* [AIM]: Identify each line in the records below that contains the word "JSON", and copy it.

* [STORED RECORDS]:
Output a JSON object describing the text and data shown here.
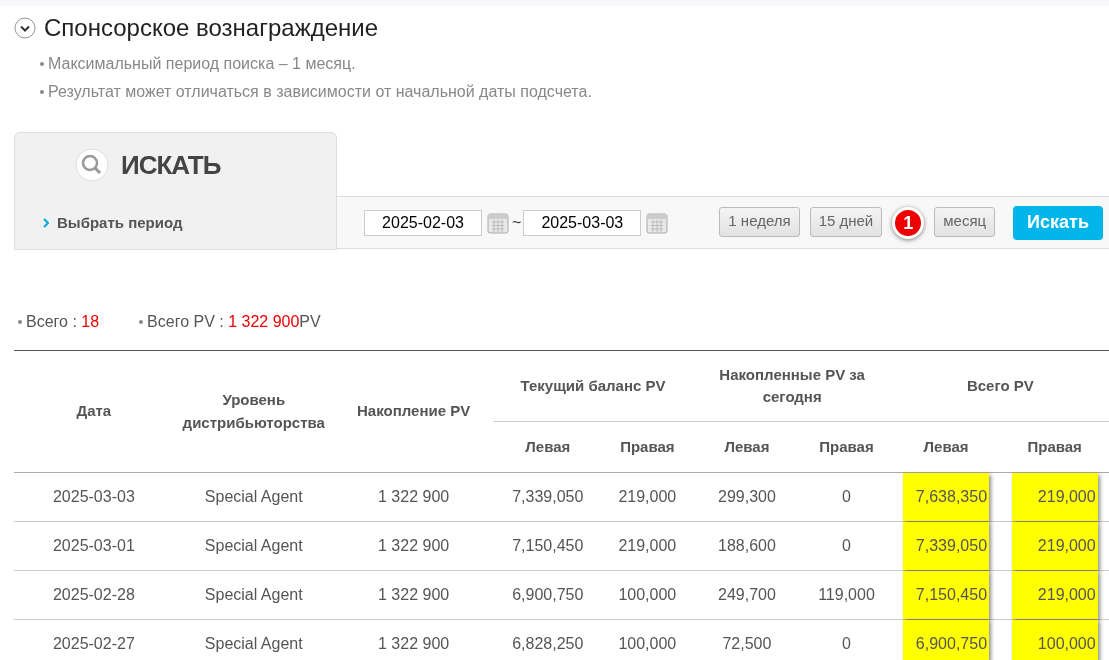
{
  "title": "Спонсорское вознаграждение",
  "notes": [
    "Максимальный период поиска – 1 месяц.",
    "Результат может отличаться в зависимости от начальной даты подсчета."
  ],
  "search": {
    "tab_label": "ИСКАТЬ",
    "period_label": "Выбрать период",
    "date_from": "2025-02-03",
    "separator": "~",
    "date_to": "2025-03-03",
    "presets": [
      {
        "label": "1 неделя"
      },
      {
        "label": "15 дней"
      },
      {
        "label": "месяц",
        "callout": "1"
      }
    ],
    "submit": "Искать"
  },
  "summary": [
    {
      "label": "Всего : ",
      "value": "18"
    },
    {
      "label": "Всего PV : ",
      "value": "1 322 900",
      "unit": "PV"
    }
  ],
  "table": {
    "groups": [
      {
        "label": "Дата"
      },
      {
        "label": "Уровень дистрибьюторства"
      },
      {
        "label": "Накопление PV"
      },
      {
        "label": "Текущий баланс PV",
        "subcolumns": [
          {
            "label": "Левая",
            "highlighted": false
          },
          {
            "label": "Правая",
            "highlighted": false
          }
        ]
      },
      {
        "label": "Накопленные PV за сегодня",
        "subcolumns": [
          {
            "label": "Левая",
            "highlighted": false
          },
          {
            "label": "Правая",
            "highlighted": false
          }
        ]
      },
      {
        "label": "Всего PV",
        "subcolumns": [
          {
            "label": "Левая",
            "highlighted": true
          },
          {
            "label": "Правая",
            "highlighted": true
          }
        ]
      }
    ],
    "rows": [
      [
        "2025-03-03",
        "Special Agent",
        "1 322 900",
        "7,339,050",
        "219,000",
        "299,300",
        "0",
        "7,638,350",
        "219,000"
      ],
      [
        "2025-03-01",
        "Special Agent",
        "1 322 900",
        "7,150,450",
        "219,000",
        "188,600",
        "0",
        "7,339,050",
        "219,000"
      ],
      [
        "2025-02-28",
        "Special Agent",
        "1 322 900",
        "6,900,750",
        "100,000",
        "249,700",
        "119,000",
        "7,150,450",
        "219,000"
      ],
      [
        "2025-02-27",
        "Special Agent",
        "1 322 900",
        "6,828,250",
        "100,000",
        "72,500",
        "0",
        "6,900,750",
        "100,000"
      ]
    ]
  }
}
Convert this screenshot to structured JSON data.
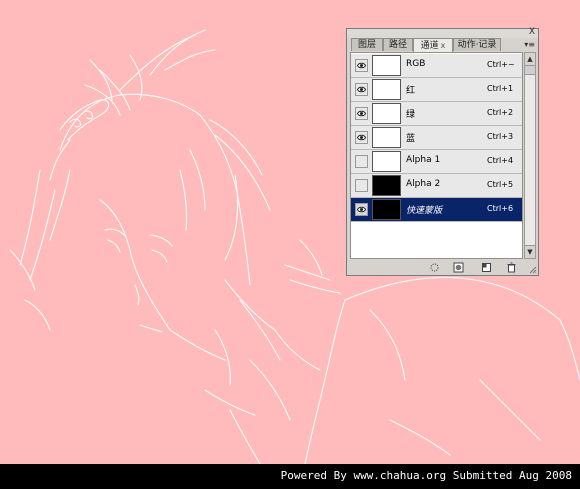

* [SOLUTION BELOW]:
Output a JSON object describing the text and data shown here.
Convert this screenshot to structured JSON data.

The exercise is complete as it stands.